## begin INFORMATION SHOWN
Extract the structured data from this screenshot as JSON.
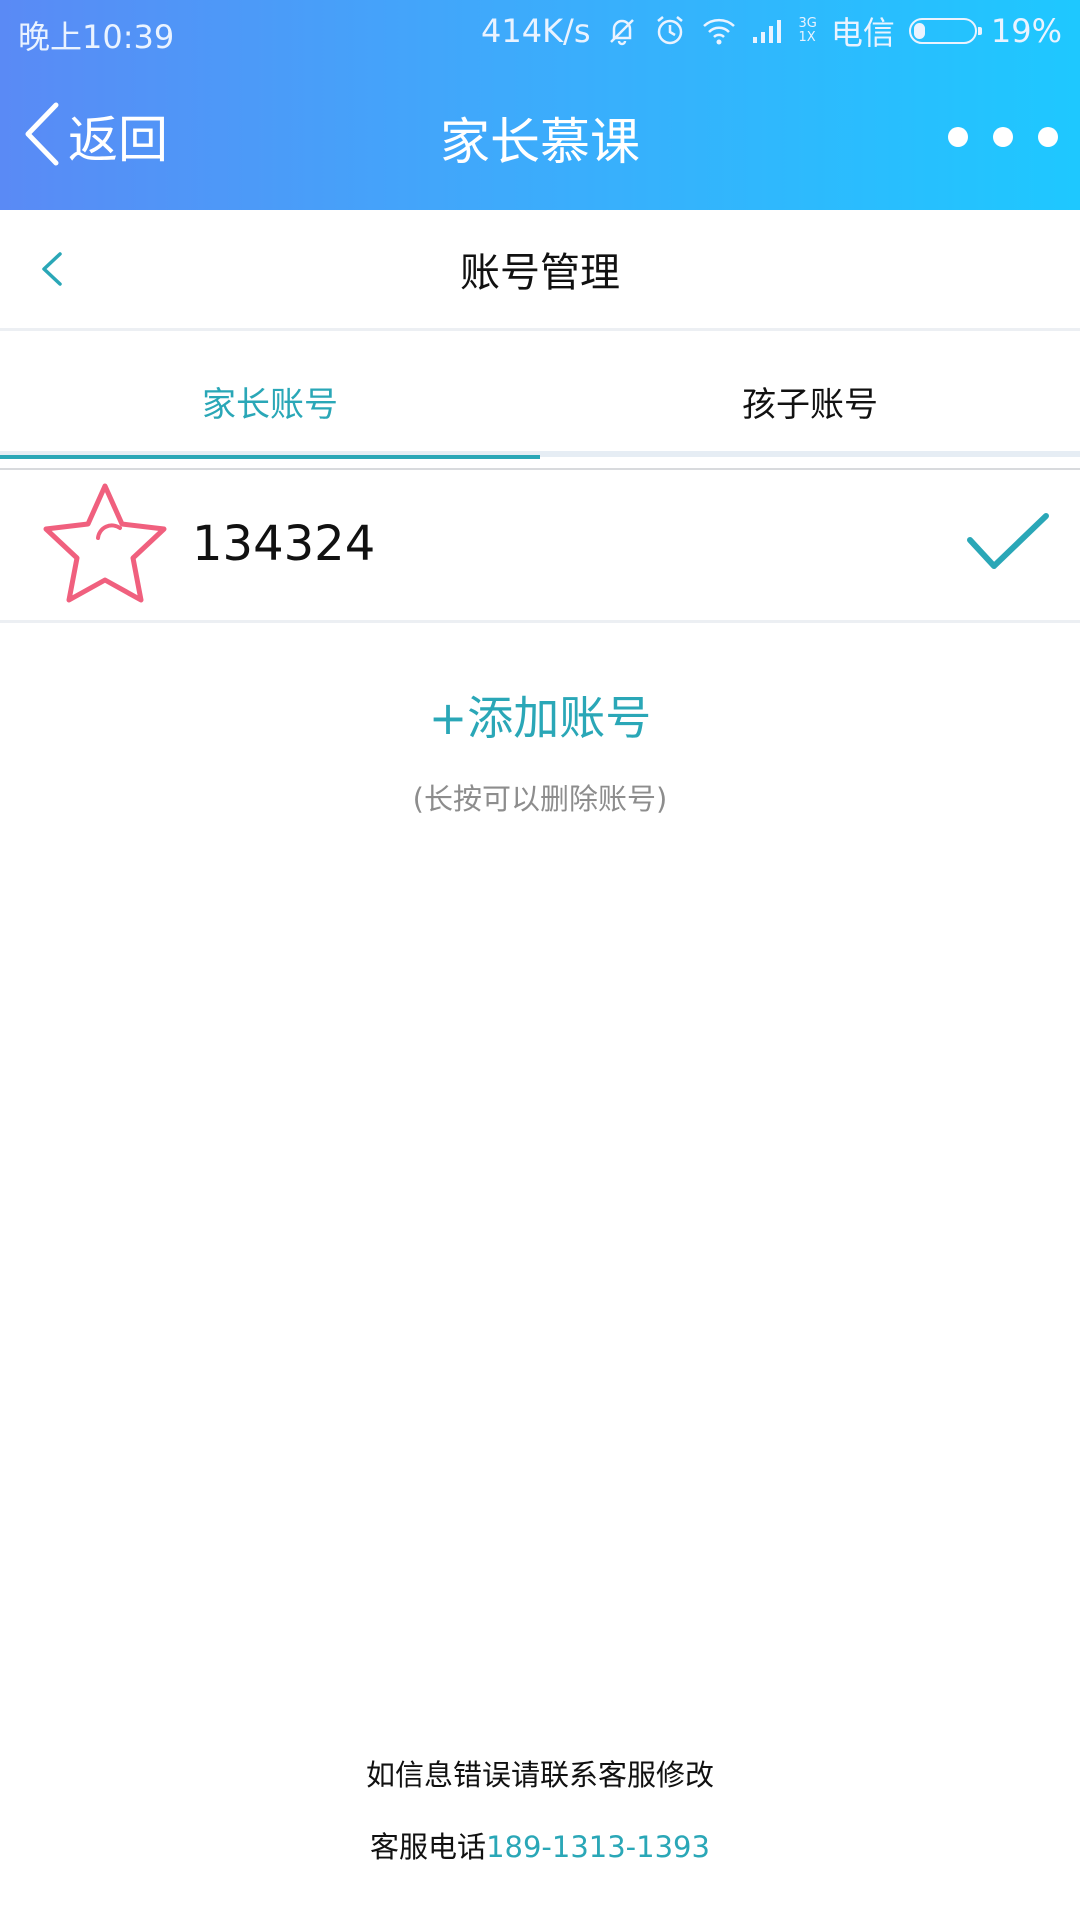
{
  "status_bar": {
    "time": "晚上10:39",
    "net_speed": "414K/s",
    "network_type_top": "3G",
    "network_type_bottom": "1X",
    "carrier": "电信",
    "battery_percent": "19%",
    "battery_level": 0.19,
    "icons": [
      "mute-bell-icon",
      "alarm-icon",
      "wifi-icon",
      "signal-icon",
      "battery-icon"
    ]
  },
  "title_bar": {
    "back_label": "返回",
    "title": "家长慕课"
  },
  "sub_header": {
    "title": "账号管理"
  },
  "tabs": [
    {
      "label": "家长账号",
      "active": true
    },
    {
      "label": "孩子账号",
      "active": false
    }
  ],
  "accounts": [
    {
      "id": "134324",
      "selected": true
    }
  ],
  "add_account_label": "+添加账号",
  "hint": "(长按可以删除账号)",
  "footer": {
    "note": "如信息错误请联系客服修改",
    "phone_prefix": "客服电话",
    "phone": "189-1313-1393"
  },
  "colors": {
    "accent": "#2aa7b7",
    "header_gradient_start": "#5a8af5",
    "header_gradient_end": "#1ec8ff",
    "avatar_star": "#f0607e"
  }
}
## end INFORMATION SHOWN
- _WHAT YOU SHOULD DO_: Print all the records again exactly; do not include any picture.

- _RESPONSE TO THE TASK_:
Extract the structured data from this screenshot as JSON.
{
  "status_bar": {
    "time": "晚上10:39",
    "net_speed": "414K/s",
    "network_type_top": "3G",
    "network_type_bottom": "1X",
    "carrier": "电信",
    "battery_percent": "19%",
    "battery_level": 0.19,
    "icons": [
      "mute-bell-icon",
      "alarm-icon",
      "wifi-icon",
      "signal-icon",
      "battery-icon"
    ]
  },
  "title_bar": {
    "back_label": "返回",
    "title": "家长慕课"
  },
  "sub_header": {
    "title": "账号管理"
  },
  "tabs": [
    {
      "label": "家长账号",
      "active": true
    },
    {
      "label": "孩子账号",
      "active": false
    }
  ],
  "accounts": [
    {
      "id": "134324",
      "selected": true
    }
  ],
  "add_account_label": "+添加账号",
  "hint": "(长按可以删除账号)",
  "footer": {
    "note": "如信息错误请联系客服修改",
    "phone_prefix": "客服电话",
    "phone": "189-1313-1393"
  },
  "colors": {
    "accent": "#2aa7b7",
    "header_gradient_start": "#5a8af5",
    "header_gradient_end": "#1ec8ff",
    "avatar_star": "#f0607e"
  }
}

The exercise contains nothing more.